(Entries taken from a collection)
>>>
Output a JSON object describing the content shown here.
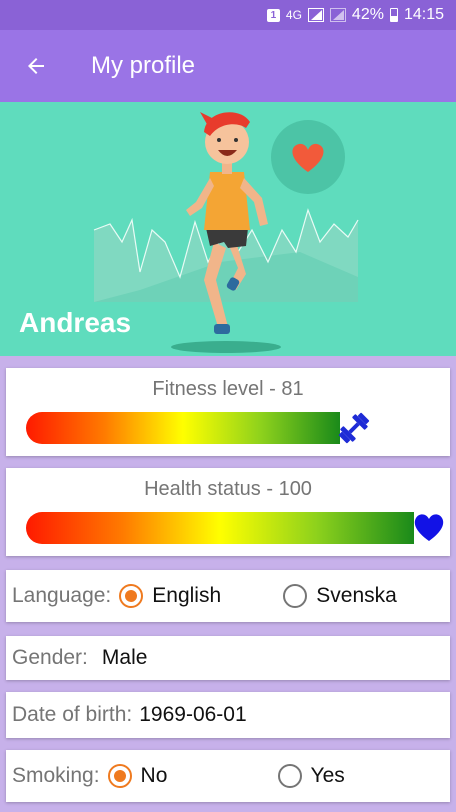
{
  "status_bar": {
    "sim": "1",
    "network": "4G",
    "battery": "42%",
    "time": "14:15"
  },
  "app_bar": {
    "title": "My profile"
  },
  "hero": {
    "name": "Andreas"
  },
  "fitness": {
    "label": "Fitness level - 81",
    "value": 81,
    "max": 100
  },
  "health": {
    "label": "Health status - 100",
    "value": 100,
    "max": 100
  },
  "language": {
    "label": "Language:",
    "options": [
      "English",
      "Svenska"
    ],
    "selected": "English"
  },
  "gender": {
    "label": "Gender:",
    "value": "Male"
  },
  "birth": {
    "label": "Date of birth:",
    "value": "1969-06-01"
  },
  "smoking": {
    "label": "Smoking:",
    "options": [
      "No",
      "Yes"
    ],
    "selected": "No"
  },
  "colors": {
    "primary": "#9a74e6",
    "accent": "#ef7a1f",
    "hero": "#5fdcbd"
  }
}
<<<
Written request – Gather each line holding the string "value".

Answer to the problem –
    "value": 81,
    "value": 100,
    "value": "Male"
    "value": "1969-06-01"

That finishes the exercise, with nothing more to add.